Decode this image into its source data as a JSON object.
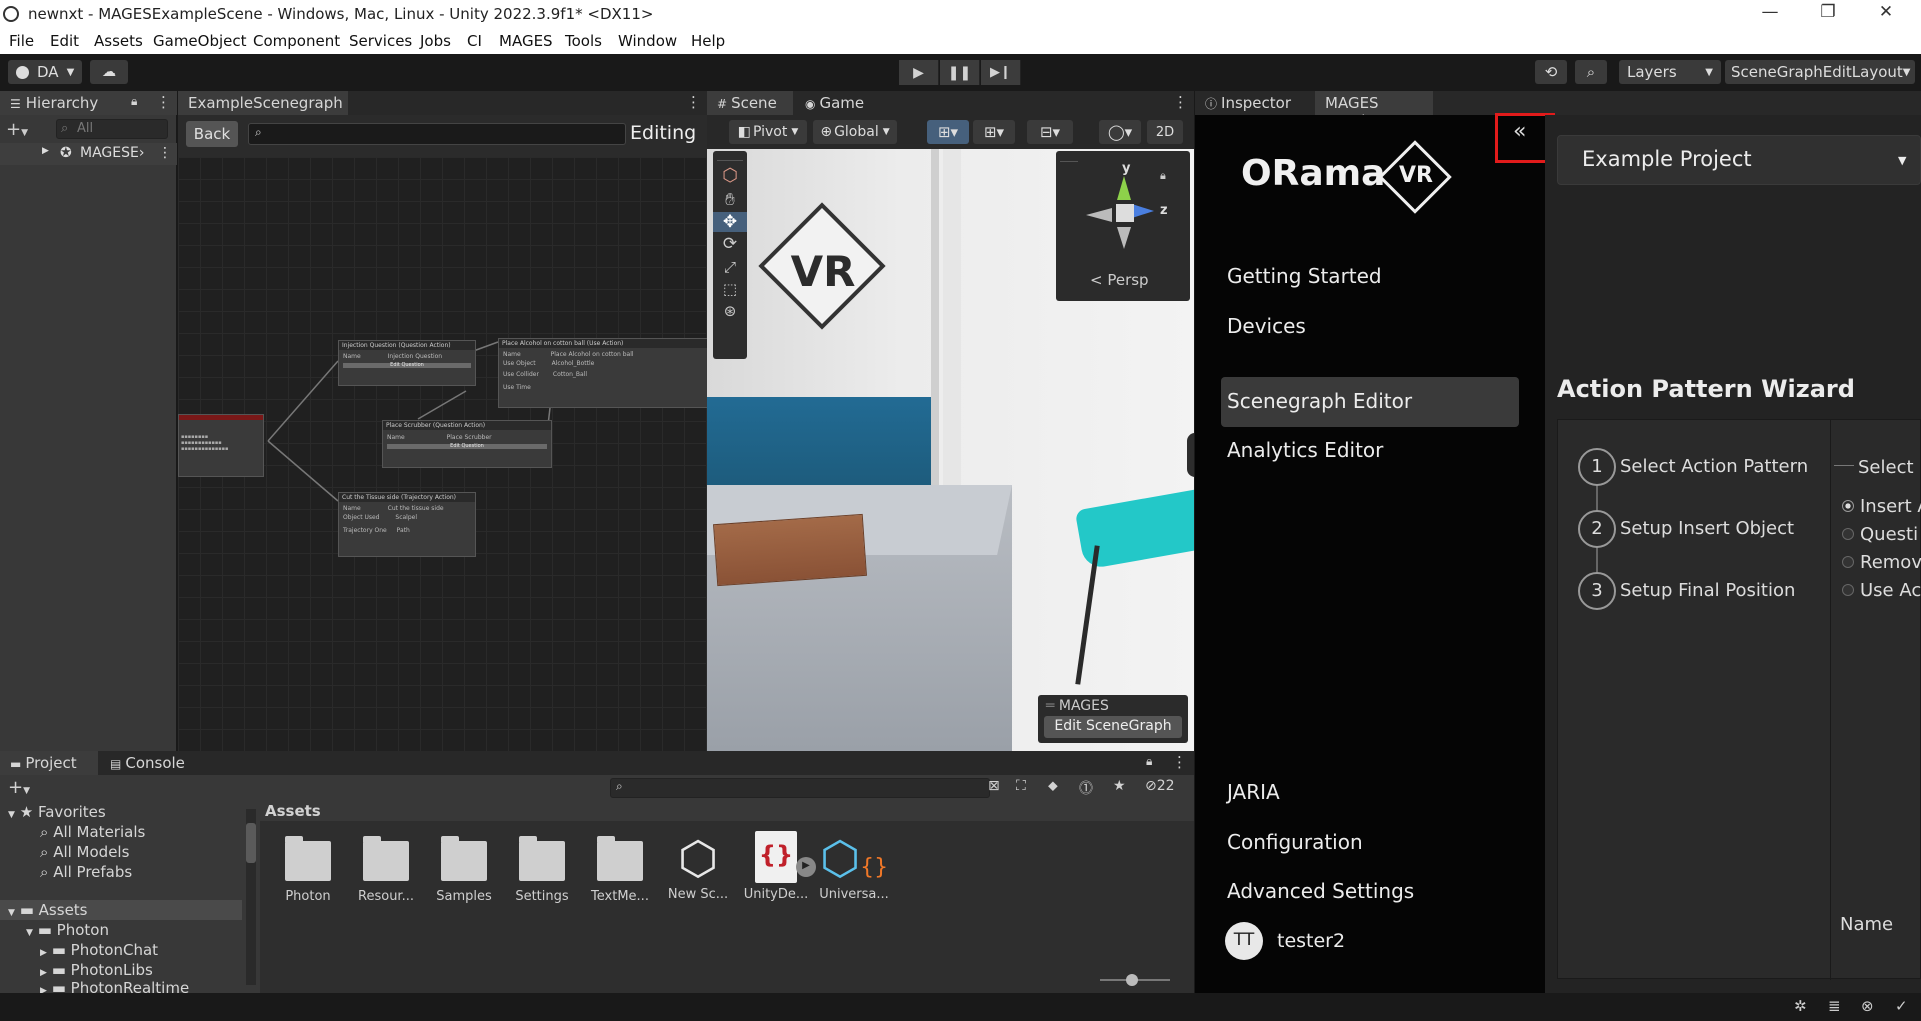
{
  "window": {
    "title": "newnxt - MAGESExampleScene - Windows, Mac, Linux - Unity 2022.3.9f1* <DX11>",
    "minimize": "—",
    "maximize": "❐",
    "close": "✕"
  },
  "menu": [
    "File",
    "Edit",
    "Assets",
    "GameObject",
    "Component",
    "Services",
    "Jobs",
    "CI",
    "MAGES",
    "Tools",
    "Window",
    "Help"
  ],
  "toolbar": {
    "account": "DA",
    "layers": "Layers",
    "layout": "SceneGraphEditLayout"
  },
  "hierarchy": {
    "tab": "Hierarchy",
    "search_placeholder": "All",
    "root_item": "MAGESE›"
  },
  "scenegraph": {
    "tab": "ExampleScenegraph",
    "back": "Back",
    "mode": "Editing",
    "nodes": [
      {
        "title": "Injection Question (Question Action)",
        "label": "Name",
        "value": "Injection Question",
        "button": "Edit Question"
      },
      {
        "title": "Place Alcohol on cotton ball (Use Action)",
        "label": "Name",
        "value": "Place Alcohol on cotton ball",
        "field1": "Use Object",
        "field1_val": "Alcohol_Bottle",
        "field2": "Use Collider",
        "field2_val": "Cotton_Ball",
        "field3": "Use Time"
      },
      {
        "title": "Place Scrubber (Question Action)",
        "label": "Name",
        "value": "Place Scrubber",
        "button": "Edit Question"
      },
      {
        "title": "Cut the Tissue side (Trajectory Action)",
        "label": "Name",
        "value": "Cut the tissue side",
        "field1": "Object Used",
        "field1_val": "Scalpel",
        "field2": "Trajectory One",
        "field2_val": "Path"
      }
    ]
  },
  "scene": {
    "tab_scene": "Scene",
    "tab_game": "Game",
    "pivot": "Pivot",
    "global": "Global",
    "mode2d": "2D",
    "persp": "< Persp",
    "gizmo_y": "y",
    "gizmo_z": "z",
    "overlay_title": "MAGES",
    "overlay_button": "Edit SceneGraph",
    "sign_text": "VR"
  },
  "inspector": {
    "tab_inspector": "Inspector",
    "tab_mages": "MAGES Panel",
    "logo_text": "ORama",
    "logo_badge": "VR",
    "nav": [
      "Getting Started",
      "Devices",
      "Scenegraph Editor",
      "Analytics Editor"
    ],
    "nav_bottom": [
      "JARIA",
      "Configuration",
      "Advanced Settings"
    ],
    "user_initials": "TT",
    "user_name": "tester2",
    "project_select": "Example Project",
    "wizard_title": "Action Pattern Wizard",
    "steps": [
      {
        "num": "1",
        "label": "Select Action Pattern"
      },
      {
        "num": "2",
        "label": "Setup Insert Object"
      },
      {
        "num": "3",
        "label": "Setup Final Position"
      }
    ],
    "select_heading": "Select",
    "options": [
      "Insert A",
      "Questi",
      "Remov",
      "Use Ac"
    ],
    "name_label": "Name"
  },
  "project": {
    "tab_project": "Project",
    "tab_console": "Console",
    "hidden_count": "22",
    "favorites": "Favorites",
    "fav_items": [
      "All Materials",
      "All Models",
      "All Prefabs"
    ],
    "assets_root": "Assets",
    "tree": [
      "Photon",
      "PhotonChat",
      "PhotonLibs",
      "PhotonRealtime"
    ],
    "breadcrumb": "Assets",
    "assets": [
      "Photon",
      "Resour...",
      "Samples",
      "Settings",
      "TextMe...",
      "New Sc...",
      "UnityDe...",
      "Universa..."
    ]
  }
}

○ ○ ○

**The task:**
Looking at the data above, show all lines where the word "Editor" occurs.

**Output below:**
      "Scenegraph Editor",
      "Analytics Editor"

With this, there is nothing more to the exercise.